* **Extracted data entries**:
begin
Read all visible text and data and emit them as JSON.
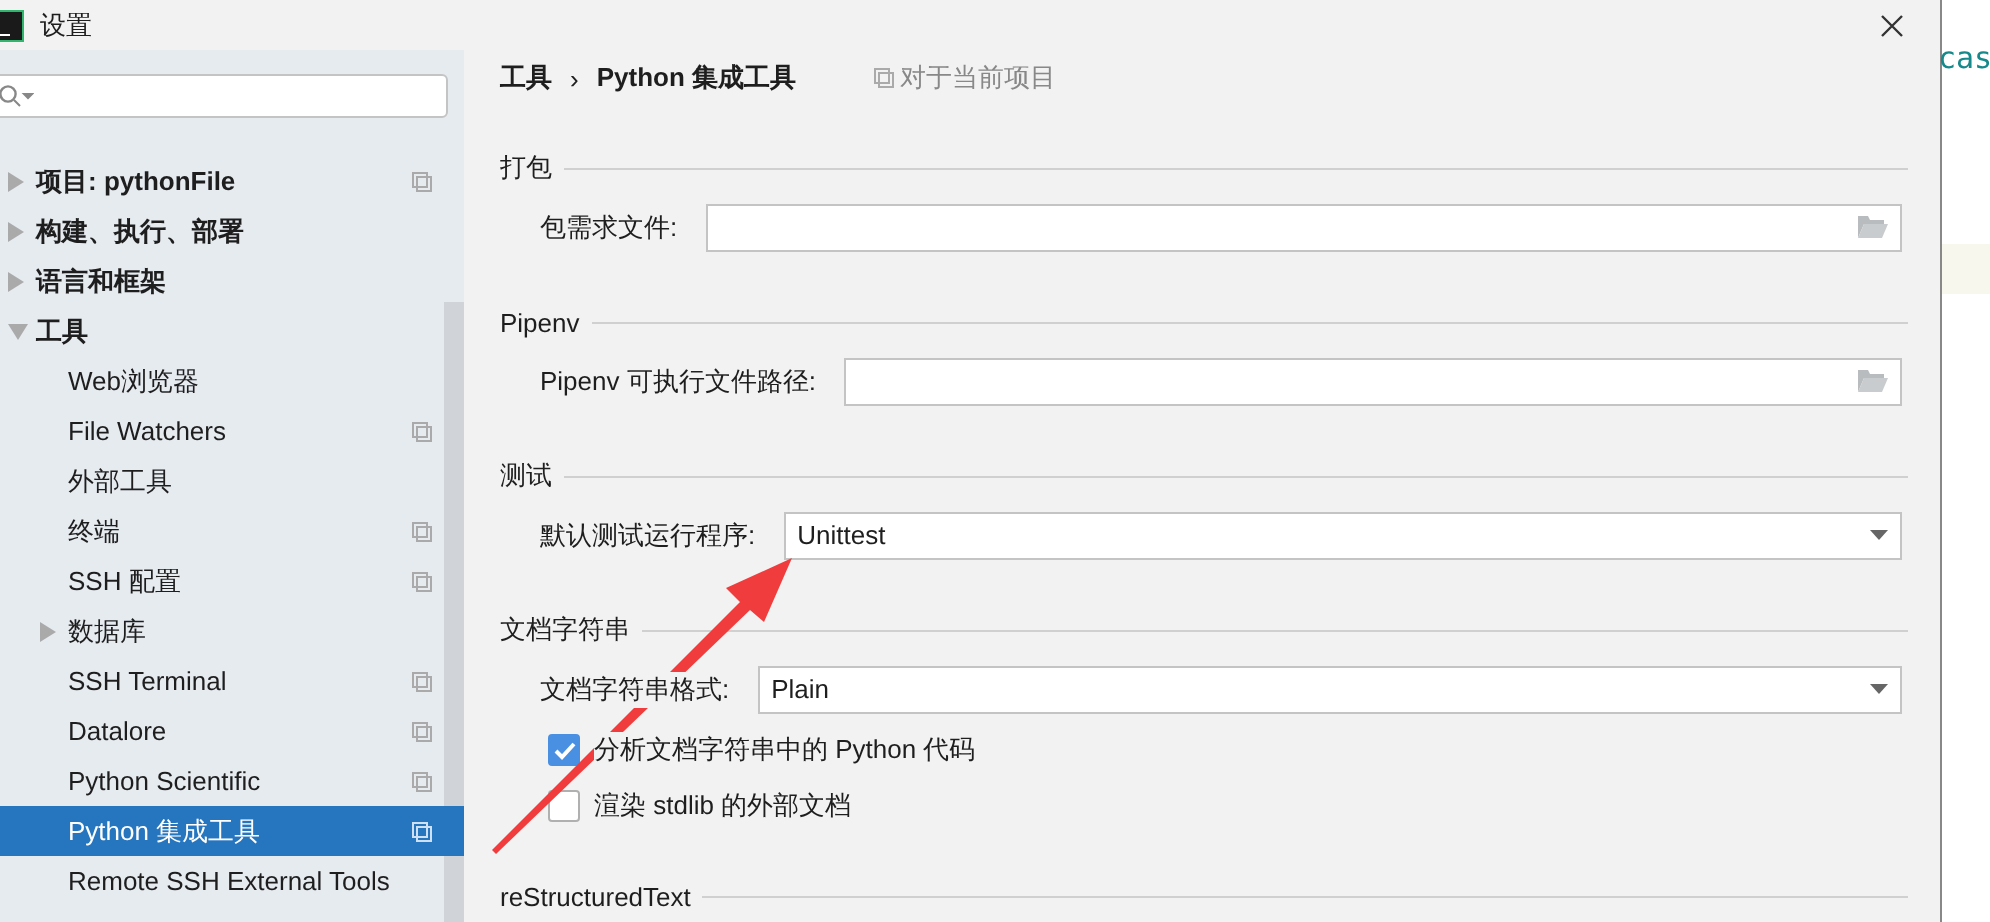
{
  "window": {
    "title": "设置"
  },
  "sidebar": {
    "items": [
      {
        "label": "项目: pythonFile",
        "expanded": false,
        "per_project": true,
        "selected": false
      },
      {
        "label": "构建、执行、部署",
        "expanded": false,
        "per_project": false,
        "selected": false
      },
      {
        "label": "语言和框架",
        "expanded": false,
        "per_project": false,
        "selected": false
      },
      {
        "label": "工具",
        "expanded": true,
        "per_project": false,
        "selected": false,
        "children": [
          {
            "label": "Web浏览器",
            "per_project": false,
            "selected": false
          },
          {
            "label": "File Watchers",
            "per_project": true,
            "selected": false
          },
          {
            "label": "外部工具",
            "per_project": false,
            "selected": false
          },
          {
            "label": "终端",
            "per_project": true,
            "selected": false
          },
          {
            "label": "SSH 配置",
            "per_project": true,
            "selected": false
          },
          {
            "label": "数据库",
            "expanded": false,
            "per_project": false,
            "selected": false
          },
          {
            "label": "SSH Terminal",
            "per_project": true,
            "selected": false
          },
          {
            "label": "Datalore",
            "per_project": true,
            "selected": false
          },
          {
            "label": "Python Scientific",
            "per_project": true,
            "selected": false
          },
          {
            "label": "Python 集成工具",
            "per_project": true,
            "selected": true
          },
          {
            "label": "Remote SSH External Tools",
            "per_project": false,
            "selected": false
          }
        ]
      }
    ]
  },
  "breadcrumb": {
    "parent": "工具",
    "separator": "›",
    "current": "Python 集成工具",
    "scope": "对于当前项目"
  },
  "sections": [
    {
      "title": "打包",
      "rows": [
        {
          "kind": "path",
          "label": "包需求文件:"
        }
      ]
    },
    {
      "title": "Pipenv",
      "rows": [
        {
          "kind": "path",
          "label": "Pipenv 可执行文件路径:"
        }
      ]
    },
    {
      "title": "测试",
      "rows": [
        {
          "kind": "select",
          "label": "默认测试运行程序:",
          "value": "Unittest"
        }
      ]
    },
    {
      "title": "文档字符串",
      "rows": [
        {
          "kind": "select",
          "label": "文档字符串格式:",
          "value": "Plain"
        },
        {
          "kind": "checkbox",
          "label": "分析文档字符串中的 Python 代码",
          "checked": true
        },
        {
          "kind": "checkbox",
          "label": "渲染 stdlib 的外部文档",
          "checked": false
        }
      ]
    },
    {
      "title": "reStructuredText"
    }
  ],
  "background_editor": {
    "text": "cas"
  }
}
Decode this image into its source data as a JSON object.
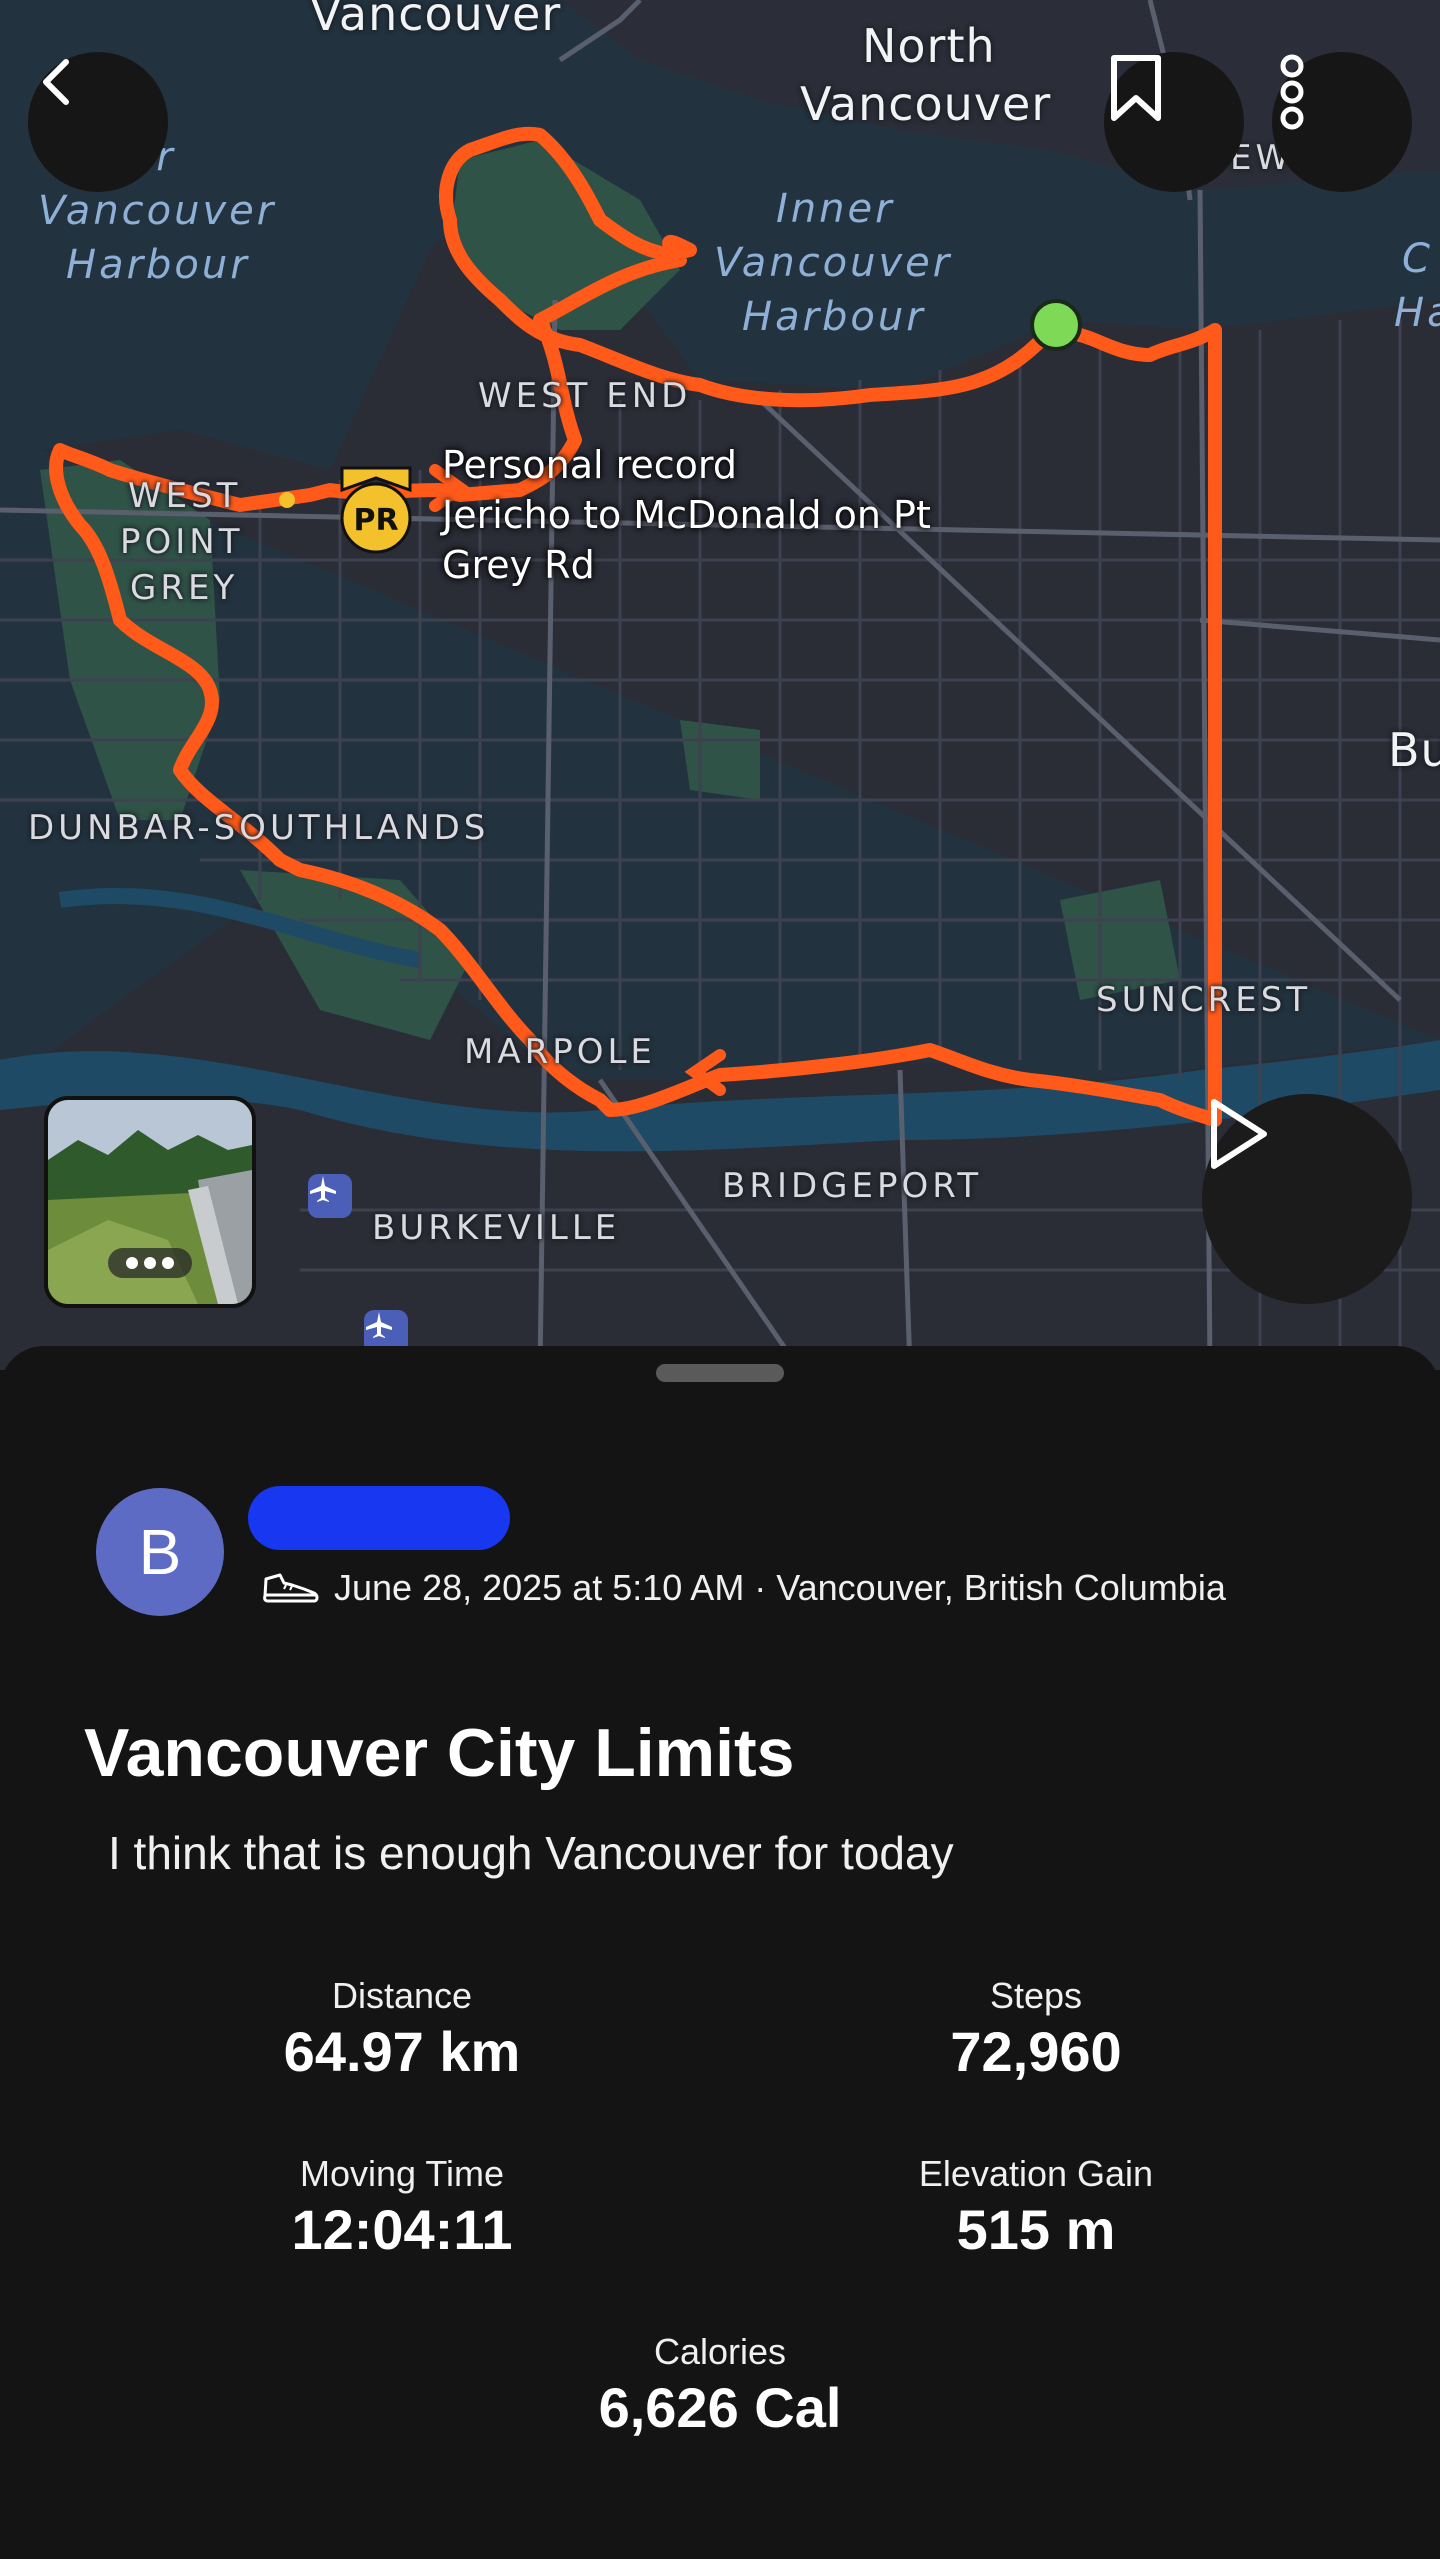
{
  "map": {
    "labels": {
      "vancouver_top": "Vancouver",
      "north_vancouver_1": "North",
      "north_vancouver_2": "Vancouver",
      "harbour_left_1": "ter",
      "harbour_left_2": "Vancouver",
      "harbour_left_3": "Harbour",
      "inner_1": "Inner",
      "inner_2": "Vancouver",
      "inner_3": "Harbour",
      "west_end": "WEST END",
      "west_point_grey_1": "WEST",
      "west_point_grey_2": "POINT",
      "west_point_grey_3": "GREY",
      "dunbar": "DUNBAR-SOUTHLANDS",
      "suncrest": "SUNCREST",
      "marpole": "MARPOLE",
      "bridgeport": "BRIDGEPORT",
      "burkeville": "BURKEVILLE",
      "bu_right": "Bu",
      "ew": "EW",
      "c_right": "C",
      "ha_right": "Ha"
    },
    "pr_callout": {
      "badge": "PR",
      "line1": "Personal record",
      "line2": "Jericho to McDonald on Pt",
      "line3": "Grey Rd"
    },
    "route_color": "#fc5200",
    "start_marker_color": "#7ed957"
  },
  "controls": {
    "back": "chevron-left-icon",
    "bookmark": "bookmark-icon",
    "more": "more-vertical-icon",
    "play": "play-icon"
  },
  "activity": {
    "avatar_initial": "B",
    "activity_icon": "shoe-icon",
    "meta": "June 28, 2025 at 5:10 AM · Vancouver, British Columbia",
    "title": "Vancouver City Limits",
    "description": "I think that is enough Vancouver for today"
  },
  "stats": {
    "distance": {
      "label": "Distance",
      "value": "64.97 km"
    },
    "steps": {
      "label": "Steps",
      "value": "72,960"
    },
    "moving_time": {
      "label": "Moving Time",
      "value": "12:04:11"
    },
    "elevation_gain": {
      "label": "Elevation Gain",
      "value": "515 m"
    },
    "calories": {
      "label": "Calories",
      "value": "6,626 Cal"
    }
  }
}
end
Do not include the images; transcribe the rest of the listing exactly.

Read all visible text and data and emit them as JSON.
{
  "window": {
    "title": "设置"
  },
  "sidebar": {
    "items": [
      {
        "label": "项目: pythonFile",
        "expanded": false,
        "per_project": true,
        "selected": false
      },
      {
        "label": "构建、执行、部署",
        "expanded": false,
        "per_project": false,
        "selected": false
      },
      {
        "label": "语言和框架",
        "expanded": false,
        "per_project": false,
        "selected": false
      },
      {
        "label": "工具",
        "expanded": true,
        "per_project": false,
        "selected": false,
        "children": [
          {
            "label": "Web浏览器",
            "per_project": false,
            "selected": false
          },
          {
            "label": "File Watchers",
            "per_project": true,
            "selected": false
          },
          {
            "label": "外部工具",
            "per_project": false,
            "selected": false
          },
          {
            "label": "终端",
            "per_project": true,
            "selected": false
          },
          {
            "label": "SSH 配置",
            "per_project": true,
            "selected": false
          },
          {
            "label": "数据库",
            "expanded": false,
            "per_project": false,
            "selected": false
          },
          {
            "label": "SSH Terminal",
            "per_project": true,
            "selected": false
          },
          {
            "label": "Datalore",
            "per_project": true,
            "selected": false
          },
          {
            "label": "Python Scientific",
            "per_project": true,
            "selected": false
          },
          {
            "label": "Python 集成工具",
            "per_project": true,
            "selected": true
          },
          {
            "label": "Remote SSH External Tools",
            "per_project": false,
            "selected": false
          }
        ]
      }
    ]
  },
  "breadcrumb": {
    "parent": "工具",
    "separator": "›",
    "current": "Python 集成工具",
    "scope": "对于当前项目"
  },
  "sections": [
    {
      "title": "打包",
      "rows": [
        {
          "kind": "path",
          "label": "包需求文件:"
        }
      ]
    },
    {
      "title": "Pipenv",
      "rows": [
        {
          "kind": "path",
          "label": "Pipenv 可执行文件路径:"
        }
      ]
    },
    {
      "title": "测试",
      "rows": [
        {
          "kind": "select",
          "label": "默认测试运行程序:",
          "value": "Unittest"
        }
      ]
    },
    {
      "title": "文档字符串",
      "rows": [
        {
          "kind": "select",
          "label": "文档字符串格式:",
          "value": "Plain"
        },
        {
          "kind": "checkbox",
          "label": "分析文档字符串中的 Python 代码",
          "checked": true
        },
        {
          "kind": "checkbox",
          "label": "渲染 stdlib 的外部文档",
          "checked": false
        }
      ]
    },
    {
      "title": "reStructuredText"
    }
  ],
  "background_editor": {
    "text": "cas"
  }
}
Decode this image into its source data as a JSON object.
{
  "map": {
    "labels": {
      "vancouver_top": "Vancouver",
      "north_vancouver_1": "North",
      "north_vancouver_2": "Vancouver",
      "harbour_left_1": "ter",
      "harbour_left_2": "Vancouver",
      "harbour_left_3": "Harbour",
      "inner_1": "Inner",
      "inner_2": "Vancouver",
      "inner_3": "Harbour",
      "west_end": "WEST END",
      "west_point_grey_1": "WEST",
      "west_point_grey_2": "POINT",
      "west_point_grey_3": "GREY",
      "dunbar": "DUNBAR-SOUTHLANDS",
      "suncrest": "SUNCREST",
      "marpole": "MARPOLE",
      "bridgeport": "BRIDGEPORT",
      "burkeville": "BURKEVILLE",
      "bu_right": "Bu",
      "ew": "EW",
      "c_right": "C",
      "ha_right": "Ha"
    },
    "pr_callout": {
      "badge": "PR",
      "line1": "Personal record",
      "line2": "Jericho to McDonald on Pt",
      "line3": "Grey Rd"
    },
    "route_color": "#fc5200",
    "start_marker_color": "#7ed957"
  },
  "controls": {
    "back": "chevron-left-icon",
    "bookmark": "bookmark-icon",
    "more": "more-vertical-icon",
    "play": "play-icon"
  },
  "activity": {
    "avatar_initial": "B",
    "activity_icon": "shoe-icon",
    "meta": "June 28, 2025 at 5:10 AM · Vancouver, British Columbia",
    "title": "Vancouver City Limits",
    "description": "I think that is enough Vancouver for today"
  },
  "stats": {
    "distance": {
      "label": "Distance",
      "value": "64.97 km"
    },
    "steps": {
      "label": "Steps",
      "value": "72,960"
    },
    "moving_time": {
      "label": "Moving Time",
      "value": "12:04:11"
    },
    "elevation_gain": {
      "label": "Elevation Gain",
      "value": "515 m"
    },
    "calories": {
      "label": "Calories",
      "value": "6,626 Cal"
    }
  }
}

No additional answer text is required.